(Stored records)
*****

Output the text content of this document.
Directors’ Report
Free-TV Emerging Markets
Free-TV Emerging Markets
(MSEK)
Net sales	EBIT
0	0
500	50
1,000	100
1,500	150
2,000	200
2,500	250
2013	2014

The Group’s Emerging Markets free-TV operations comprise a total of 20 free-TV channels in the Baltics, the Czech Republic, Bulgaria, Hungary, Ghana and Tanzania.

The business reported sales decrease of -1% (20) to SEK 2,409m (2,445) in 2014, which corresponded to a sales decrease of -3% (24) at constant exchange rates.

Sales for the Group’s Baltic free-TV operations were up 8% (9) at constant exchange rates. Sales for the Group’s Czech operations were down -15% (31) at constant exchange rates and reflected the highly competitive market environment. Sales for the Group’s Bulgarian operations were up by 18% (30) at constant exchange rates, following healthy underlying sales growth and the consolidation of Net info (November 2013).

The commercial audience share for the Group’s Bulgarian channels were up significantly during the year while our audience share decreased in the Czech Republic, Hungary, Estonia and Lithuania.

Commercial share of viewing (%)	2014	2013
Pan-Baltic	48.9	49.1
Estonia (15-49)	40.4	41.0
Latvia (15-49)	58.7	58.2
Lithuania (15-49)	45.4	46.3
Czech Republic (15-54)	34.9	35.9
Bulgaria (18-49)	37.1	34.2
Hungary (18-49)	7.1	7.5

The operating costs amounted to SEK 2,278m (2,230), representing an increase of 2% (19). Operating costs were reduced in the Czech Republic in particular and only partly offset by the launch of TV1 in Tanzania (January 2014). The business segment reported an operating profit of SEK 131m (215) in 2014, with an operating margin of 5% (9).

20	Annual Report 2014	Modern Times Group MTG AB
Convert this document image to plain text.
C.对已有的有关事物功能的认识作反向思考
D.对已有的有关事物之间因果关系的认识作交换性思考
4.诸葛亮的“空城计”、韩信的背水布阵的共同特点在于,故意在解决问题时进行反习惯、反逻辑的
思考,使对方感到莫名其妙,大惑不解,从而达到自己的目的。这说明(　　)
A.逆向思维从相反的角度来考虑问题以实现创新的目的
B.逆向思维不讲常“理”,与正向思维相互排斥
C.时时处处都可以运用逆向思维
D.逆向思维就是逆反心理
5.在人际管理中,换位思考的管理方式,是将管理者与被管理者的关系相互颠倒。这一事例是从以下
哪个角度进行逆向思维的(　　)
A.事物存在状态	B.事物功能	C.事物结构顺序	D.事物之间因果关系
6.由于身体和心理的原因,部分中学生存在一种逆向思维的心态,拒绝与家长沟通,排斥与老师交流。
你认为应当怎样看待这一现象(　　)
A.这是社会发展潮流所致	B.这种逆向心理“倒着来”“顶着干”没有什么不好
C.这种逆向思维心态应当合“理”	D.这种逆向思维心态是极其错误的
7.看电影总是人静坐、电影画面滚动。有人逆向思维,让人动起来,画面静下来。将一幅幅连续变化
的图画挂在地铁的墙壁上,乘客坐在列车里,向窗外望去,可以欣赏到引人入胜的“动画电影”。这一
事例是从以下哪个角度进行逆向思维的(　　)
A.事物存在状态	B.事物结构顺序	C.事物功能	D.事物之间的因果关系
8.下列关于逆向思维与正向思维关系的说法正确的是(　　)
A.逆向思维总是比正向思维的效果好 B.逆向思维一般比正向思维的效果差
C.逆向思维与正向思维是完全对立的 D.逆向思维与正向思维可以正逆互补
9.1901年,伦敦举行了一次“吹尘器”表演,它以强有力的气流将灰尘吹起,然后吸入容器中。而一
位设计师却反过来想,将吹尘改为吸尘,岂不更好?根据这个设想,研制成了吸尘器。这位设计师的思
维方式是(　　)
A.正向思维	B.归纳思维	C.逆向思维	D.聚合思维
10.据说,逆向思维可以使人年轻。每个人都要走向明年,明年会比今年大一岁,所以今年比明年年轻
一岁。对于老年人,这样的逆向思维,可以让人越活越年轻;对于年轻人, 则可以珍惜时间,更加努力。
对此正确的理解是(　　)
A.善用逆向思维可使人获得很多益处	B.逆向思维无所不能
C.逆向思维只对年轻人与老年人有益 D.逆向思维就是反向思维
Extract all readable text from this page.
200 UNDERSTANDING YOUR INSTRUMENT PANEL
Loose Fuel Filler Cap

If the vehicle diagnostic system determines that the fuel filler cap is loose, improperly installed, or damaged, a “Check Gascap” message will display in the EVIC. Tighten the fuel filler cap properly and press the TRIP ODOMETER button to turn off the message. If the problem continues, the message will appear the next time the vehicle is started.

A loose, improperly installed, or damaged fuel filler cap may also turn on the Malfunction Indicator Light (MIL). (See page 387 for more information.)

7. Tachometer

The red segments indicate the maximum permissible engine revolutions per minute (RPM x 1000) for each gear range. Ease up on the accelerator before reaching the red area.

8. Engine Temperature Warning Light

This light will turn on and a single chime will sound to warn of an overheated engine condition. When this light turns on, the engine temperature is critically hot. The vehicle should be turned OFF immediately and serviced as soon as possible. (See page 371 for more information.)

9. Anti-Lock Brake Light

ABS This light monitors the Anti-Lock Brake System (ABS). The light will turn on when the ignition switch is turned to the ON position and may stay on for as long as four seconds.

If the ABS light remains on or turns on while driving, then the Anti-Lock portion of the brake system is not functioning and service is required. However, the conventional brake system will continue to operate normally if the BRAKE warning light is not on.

*****

Could you quote, exactly as they appear, the line containing "Extract all readable text from this page." and every line after it to the end of the records above?

Extract all readable text from this page.
200 UNDERSTANDING YOUR INSTRUMENT PANEL
Loose Fuel Filler Cap

If the vehicle diagnostic system determines that the fuel filler cap is loose, improperly installed, or damaged, a “Check Gascap” message will display in the EVIC. Tighten the fuel filler cap properly and press the TRIP ODOMETER button to turn off the message. If the problem continues, the message will appear the next time the vehicle is started.

A loose, improperly installed, or damaged fuel filler cap may also turn on the Malfunction Indicator Light (MIL). (See page 387 for more information.)

7. Tachometer

The red segments indicate the maximum permissible engine revolutions per minute (RPM x 1000) for each gear range. Ease up on the accelerator before reaching the red area.

8. Engine Temperature Warning Light

This light will turn on and a single chime will sound to warn of an overheated engine condition. When this light turns on, the engine temperature is critically hot. The vehicle should be turned OFF immediately and serviced as soon as possible. (See page 371 for more information.)

9. Anti-Lock Brake Light

ABS This light monitors the Anti-Lock Brake System (ABS). The light will turn on when the ignition switch is turned to the ON position and may stay on for as long as four seconds.

If the ABS light remains on or turns on while driving, then the Anti-Lock portion of the brake system is not functioning and service is required. However, the conventional brake system will continue to operate normally if the BRAKE warning light is not on.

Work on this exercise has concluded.